Answer these from the benchmark text:
(a) What resolution does the MobileNet version of SSD run on?
(b) In the Single Stream scenario, is a lower or a higher score better?
(c) How many Google TPU accelerator chips did the largest system have?

▶ STUDY TEXT
—————
SSD with MobileNet-v1 and SSD with ResNet-34 are for object detection. SSD refers to single shot detector, an algorithm for detecting individual objects for classification in a picture, but it has to work in partnership with a classification algorithm such as MobileNet or ResNet.

The MobileNet version is again a lighter weight model run on lower resolution pictures (300 x 300 or 0.09 Mpix). The ResNet-34 version inferences higher resolution images (1200 x 1200 or 1.44 Mpix).

These models use the Common Objects in Context (COCO) dataset for inference.

GNMT is the only benchmark that isn’t based on convolution or image processing. It’s a recurrent neural network for language translation (in this case, German to English).

Scenarios
There are four different scenarios, two for inference at the edge, and two for inference in the datacentre.

Single Stream simply measures the time taken to inference one image (batch size of 1), measured in milliseconds. In this category, a lower score is better. This scenario might correspond to a mobile phone that is performing inference on one image at a time.

Multi-Stream is the measurement of how many streams of images can be handled at once (batch size >1), with a latency between 50 to 100 milliseconds, depending on the model. Higher number in this category is better. Systems that do well here might end up in autonomous vehicles which use multiple cameras pointing in different directions, or in surveillance camera systems.

In the Server scenario, multiple users send queries to the system at random times. The metric is how many queries the system can support within a certain latency, when the streams are not constant like for the multi-stream scenario. It’s harder because batch size must be dynamic. Higher number is better.

The Offline scenario might be batch processing of images in a photo album where the data can be processed in any order. It’s not latency constrained. Instead, this scenario measures throughput of images measured in images per second. Higher number is better.

Number of accelerators
The benchmarks compare systems, not chips. Some systems might have one host chip and one accelerator chip, while the largest had 128 Google TPU accelerator chips. The scores are not normalised per accelerator, since the host also plays a part, but they are roughly linear with the number of accelerators.
—————
▶ LISTED ENTRIES
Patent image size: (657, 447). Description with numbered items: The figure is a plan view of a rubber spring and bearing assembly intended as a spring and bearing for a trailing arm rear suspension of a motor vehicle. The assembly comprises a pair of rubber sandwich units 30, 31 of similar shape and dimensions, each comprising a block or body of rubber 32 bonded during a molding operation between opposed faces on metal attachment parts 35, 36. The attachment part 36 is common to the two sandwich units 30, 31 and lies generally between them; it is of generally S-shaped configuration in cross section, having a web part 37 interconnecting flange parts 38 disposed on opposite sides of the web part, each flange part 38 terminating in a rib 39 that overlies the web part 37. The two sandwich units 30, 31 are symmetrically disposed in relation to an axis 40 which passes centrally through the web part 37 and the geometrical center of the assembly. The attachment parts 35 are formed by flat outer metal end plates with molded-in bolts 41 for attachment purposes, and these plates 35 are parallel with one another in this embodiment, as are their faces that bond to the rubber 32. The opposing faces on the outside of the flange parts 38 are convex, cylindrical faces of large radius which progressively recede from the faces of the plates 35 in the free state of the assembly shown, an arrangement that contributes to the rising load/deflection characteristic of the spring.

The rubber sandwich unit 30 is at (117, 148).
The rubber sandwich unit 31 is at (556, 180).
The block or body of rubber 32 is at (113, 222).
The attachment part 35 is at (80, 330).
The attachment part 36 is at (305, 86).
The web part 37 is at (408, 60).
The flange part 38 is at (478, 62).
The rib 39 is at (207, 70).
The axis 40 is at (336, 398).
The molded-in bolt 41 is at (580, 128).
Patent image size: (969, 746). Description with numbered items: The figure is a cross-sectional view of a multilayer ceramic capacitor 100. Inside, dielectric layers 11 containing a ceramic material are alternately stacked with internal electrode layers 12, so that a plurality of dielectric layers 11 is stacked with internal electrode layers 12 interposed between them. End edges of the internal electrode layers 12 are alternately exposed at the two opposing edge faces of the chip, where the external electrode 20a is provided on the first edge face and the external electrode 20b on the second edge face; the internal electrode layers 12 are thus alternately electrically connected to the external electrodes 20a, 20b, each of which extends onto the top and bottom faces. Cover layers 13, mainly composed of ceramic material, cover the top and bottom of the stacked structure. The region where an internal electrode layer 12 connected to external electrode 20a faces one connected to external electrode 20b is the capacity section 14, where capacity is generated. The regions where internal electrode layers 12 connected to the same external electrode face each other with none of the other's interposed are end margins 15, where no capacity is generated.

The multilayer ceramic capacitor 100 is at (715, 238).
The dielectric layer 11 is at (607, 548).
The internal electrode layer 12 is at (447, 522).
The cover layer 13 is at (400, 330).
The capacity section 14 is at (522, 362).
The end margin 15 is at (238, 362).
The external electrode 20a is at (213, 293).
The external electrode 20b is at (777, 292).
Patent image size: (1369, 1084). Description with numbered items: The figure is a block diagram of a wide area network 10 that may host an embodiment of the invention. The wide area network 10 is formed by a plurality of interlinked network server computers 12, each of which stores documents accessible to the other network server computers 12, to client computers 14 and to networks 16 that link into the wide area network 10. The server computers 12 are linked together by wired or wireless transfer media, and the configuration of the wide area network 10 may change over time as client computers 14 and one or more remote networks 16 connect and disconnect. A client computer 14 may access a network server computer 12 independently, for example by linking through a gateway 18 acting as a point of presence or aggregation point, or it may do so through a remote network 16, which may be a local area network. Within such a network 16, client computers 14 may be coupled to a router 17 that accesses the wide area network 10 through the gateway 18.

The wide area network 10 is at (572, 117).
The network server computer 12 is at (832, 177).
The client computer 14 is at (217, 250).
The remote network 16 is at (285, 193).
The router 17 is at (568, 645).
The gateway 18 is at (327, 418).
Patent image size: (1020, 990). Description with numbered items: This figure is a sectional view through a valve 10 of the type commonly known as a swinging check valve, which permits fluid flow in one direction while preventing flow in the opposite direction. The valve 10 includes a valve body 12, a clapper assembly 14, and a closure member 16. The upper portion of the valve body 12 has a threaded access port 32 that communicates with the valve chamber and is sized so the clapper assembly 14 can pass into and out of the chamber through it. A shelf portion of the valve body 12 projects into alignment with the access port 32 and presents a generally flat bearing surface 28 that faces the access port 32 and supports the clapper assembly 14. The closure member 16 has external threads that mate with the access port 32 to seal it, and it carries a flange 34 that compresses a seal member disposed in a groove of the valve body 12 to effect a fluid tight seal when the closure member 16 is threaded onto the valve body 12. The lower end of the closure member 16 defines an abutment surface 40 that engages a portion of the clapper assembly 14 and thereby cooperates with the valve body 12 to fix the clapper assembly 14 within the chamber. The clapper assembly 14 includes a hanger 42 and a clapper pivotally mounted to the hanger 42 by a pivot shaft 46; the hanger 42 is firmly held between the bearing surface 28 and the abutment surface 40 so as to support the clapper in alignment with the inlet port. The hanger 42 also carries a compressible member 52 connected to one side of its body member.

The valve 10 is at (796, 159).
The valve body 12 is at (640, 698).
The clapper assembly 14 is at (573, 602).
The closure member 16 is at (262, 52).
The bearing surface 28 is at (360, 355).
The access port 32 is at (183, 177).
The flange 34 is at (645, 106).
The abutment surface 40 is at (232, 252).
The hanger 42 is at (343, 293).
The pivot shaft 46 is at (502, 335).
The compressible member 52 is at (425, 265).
—————
▶ SOLVED PROBLEM
(a) 300 x 300, or 0.09 Mpix.
(b) A lower score is better.
(c) 128.